> _Provided records_
++++++++++++++++++++

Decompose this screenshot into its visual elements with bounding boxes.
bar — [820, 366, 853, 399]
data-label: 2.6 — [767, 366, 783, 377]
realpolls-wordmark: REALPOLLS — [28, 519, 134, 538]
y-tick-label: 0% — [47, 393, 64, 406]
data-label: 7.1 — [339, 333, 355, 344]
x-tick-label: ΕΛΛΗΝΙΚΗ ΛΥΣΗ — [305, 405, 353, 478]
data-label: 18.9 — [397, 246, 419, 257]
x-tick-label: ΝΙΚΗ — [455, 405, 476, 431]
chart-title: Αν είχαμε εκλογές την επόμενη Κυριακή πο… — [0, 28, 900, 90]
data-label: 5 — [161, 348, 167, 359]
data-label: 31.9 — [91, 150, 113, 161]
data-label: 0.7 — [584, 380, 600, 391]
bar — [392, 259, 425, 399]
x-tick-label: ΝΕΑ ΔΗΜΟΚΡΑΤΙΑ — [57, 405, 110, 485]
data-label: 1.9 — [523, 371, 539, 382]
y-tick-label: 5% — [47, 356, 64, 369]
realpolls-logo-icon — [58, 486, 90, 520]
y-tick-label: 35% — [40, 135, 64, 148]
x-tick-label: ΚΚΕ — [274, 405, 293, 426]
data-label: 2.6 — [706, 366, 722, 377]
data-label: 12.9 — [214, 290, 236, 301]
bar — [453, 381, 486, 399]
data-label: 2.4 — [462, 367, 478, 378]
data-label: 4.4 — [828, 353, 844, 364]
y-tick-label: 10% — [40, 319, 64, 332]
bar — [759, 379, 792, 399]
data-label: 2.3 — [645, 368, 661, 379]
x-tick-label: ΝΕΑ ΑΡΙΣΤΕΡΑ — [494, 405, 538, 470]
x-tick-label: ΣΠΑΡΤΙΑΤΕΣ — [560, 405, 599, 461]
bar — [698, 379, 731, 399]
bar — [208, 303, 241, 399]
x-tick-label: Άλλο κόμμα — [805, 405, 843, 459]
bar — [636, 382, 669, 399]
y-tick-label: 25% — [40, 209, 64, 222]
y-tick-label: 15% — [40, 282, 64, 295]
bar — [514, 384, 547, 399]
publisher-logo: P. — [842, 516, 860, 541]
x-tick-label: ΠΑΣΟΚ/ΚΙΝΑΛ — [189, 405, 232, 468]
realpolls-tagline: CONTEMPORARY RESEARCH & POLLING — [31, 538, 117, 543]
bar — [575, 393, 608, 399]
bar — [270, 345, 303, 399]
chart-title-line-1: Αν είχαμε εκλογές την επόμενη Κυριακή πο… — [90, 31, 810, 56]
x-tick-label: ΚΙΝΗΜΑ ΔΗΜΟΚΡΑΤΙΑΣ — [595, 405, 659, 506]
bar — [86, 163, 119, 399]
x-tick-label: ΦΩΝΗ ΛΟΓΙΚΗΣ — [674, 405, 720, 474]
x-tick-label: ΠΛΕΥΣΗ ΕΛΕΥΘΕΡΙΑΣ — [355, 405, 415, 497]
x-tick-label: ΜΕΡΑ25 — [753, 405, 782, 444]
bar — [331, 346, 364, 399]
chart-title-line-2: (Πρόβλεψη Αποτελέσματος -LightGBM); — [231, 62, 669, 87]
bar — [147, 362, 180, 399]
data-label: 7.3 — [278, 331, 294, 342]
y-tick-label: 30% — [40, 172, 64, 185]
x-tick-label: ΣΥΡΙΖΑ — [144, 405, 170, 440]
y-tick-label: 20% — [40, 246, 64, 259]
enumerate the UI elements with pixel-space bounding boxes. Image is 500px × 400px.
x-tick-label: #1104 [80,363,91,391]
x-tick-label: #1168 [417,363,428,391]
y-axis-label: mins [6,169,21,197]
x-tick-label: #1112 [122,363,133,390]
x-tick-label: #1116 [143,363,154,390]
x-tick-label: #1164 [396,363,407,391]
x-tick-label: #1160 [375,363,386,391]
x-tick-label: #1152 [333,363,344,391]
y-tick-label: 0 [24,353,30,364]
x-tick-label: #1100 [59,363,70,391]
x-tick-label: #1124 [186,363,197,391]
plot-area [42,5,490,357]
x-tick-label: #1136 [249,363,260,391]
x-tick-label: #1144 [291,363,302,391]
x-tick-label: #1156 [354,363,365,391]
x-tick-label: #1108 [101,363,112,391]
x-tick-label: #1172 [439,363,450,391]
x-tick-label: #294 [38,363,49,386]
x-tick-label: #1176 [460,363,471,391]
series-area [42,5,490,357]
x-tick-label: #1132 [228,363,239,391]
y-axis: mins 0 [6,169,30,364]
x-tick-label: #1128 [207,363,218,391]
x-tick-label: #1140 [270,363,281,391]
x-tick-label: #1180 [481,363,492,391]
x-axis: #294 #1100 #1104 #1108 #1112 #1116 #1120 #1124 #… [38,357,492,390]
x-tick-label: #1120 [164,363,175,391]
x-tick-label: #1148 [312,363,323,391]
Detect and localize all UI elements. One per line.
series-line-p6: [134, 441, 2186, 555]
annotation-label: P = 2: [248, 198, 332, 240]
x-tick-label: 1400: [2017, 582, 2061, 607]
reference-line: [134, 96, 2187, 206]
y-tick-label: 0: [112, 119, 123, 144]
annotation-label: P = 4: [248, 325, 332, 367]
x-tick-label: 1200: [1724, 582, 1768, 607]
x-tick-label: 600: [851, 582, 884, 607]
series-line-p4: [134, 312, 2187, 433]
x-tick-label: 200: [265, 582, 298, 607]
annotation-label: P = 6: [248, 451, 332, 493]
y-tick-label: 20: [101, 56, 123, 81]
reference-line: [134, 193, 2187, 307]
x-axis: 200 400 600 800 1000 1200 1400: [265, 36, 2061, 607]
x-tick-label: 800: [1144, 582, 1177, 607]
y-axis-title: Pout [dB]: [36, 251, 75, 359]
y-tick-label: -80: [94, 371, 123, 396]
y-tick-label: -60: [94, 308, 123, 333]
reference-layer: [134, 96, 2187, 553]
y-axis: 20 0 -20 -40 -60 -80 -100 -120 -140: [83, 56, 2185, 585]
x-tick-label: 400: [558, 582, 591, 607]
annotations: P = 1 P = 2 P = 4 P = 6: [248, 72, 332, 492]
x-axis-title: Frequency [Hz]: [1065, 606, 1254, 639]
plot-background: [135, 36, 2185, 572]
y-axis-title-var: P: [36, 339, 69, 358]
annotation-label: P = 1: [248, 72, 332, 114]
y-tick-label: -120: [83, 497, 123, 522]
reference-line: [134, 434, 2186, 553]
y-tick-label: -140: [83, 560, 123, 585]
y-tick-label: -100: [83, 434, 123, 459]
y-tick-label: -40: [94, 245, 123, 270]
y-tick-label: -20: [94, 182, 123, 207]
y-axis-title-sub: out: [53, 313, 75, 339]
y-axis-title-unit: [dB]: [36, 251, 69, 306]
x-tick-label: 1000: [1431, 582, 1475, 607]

++++++++++++++++++++

> _What the task asks_
Copy the rows above character for character, from the first row through the line that contains "y-tick-label: 10% — [40, 319, 64, 332]", with both of those lines included.

> _Response_
Decompose this screenshot into its visual elements with bounding boxes.
bar — [820, 366, 853, 399]
data-label: 2.6 — [767, 366, 783, 377]
realpolls-wordmark: REALPOLLS — [28, 519, 134, 538]
y-tick-label: 0% — [47, 393, 64, 406]
data-label: 7.1 — [339, 333, 355, 344]
x-tick-label: ΕΛΛΗΝΙΚΗ ΛΥΣΗ — [305, 405, 353, 478]
data-label: 18.9 — [397, 246, 419, 257]
x-tick-label: ΝΙΚΗ — [455, 405, 476, 431]
chart-title: Αν είχαμε εκλογές την επόμενη Κυριακή πο… — [0, 28, 900, 90]
data-label: 5 — [161, 348, 167, 359]
data-label: 31.9 — [91, 150, 113, 161]
data-label: 0.7 — [584, 380, 600, 391]
bar — [392, 259, 425, 399]
x-tick-label: ΝΕΑ ΔΗΜΟΚΡΑΤΙΑ — [57, 405, 110, 485]
data-label: 1.9 — [523, 371, 539, 382]
y-tick-label: 5% — [47, 356, 64, 369]
realpolls-logo-icon — [58, 486, 90, 520]
y-tick-label: 35% — [40, 135, 64, 148]
x-tick-label: ΚΚΕ — [274, 405, 293, 426]
data-label: 2.6 — [706, 366, 722, 377]
data-label: 12.9 — [214, 290, 236, 301]
bar — [453, 381, 486, 399]
data-label: 2.4 — [462, 367, 478, 378]
data-label: 4.4 — [828, 353, 844, 364]
y-tick-label: 10% — [40, 319, 64, 332]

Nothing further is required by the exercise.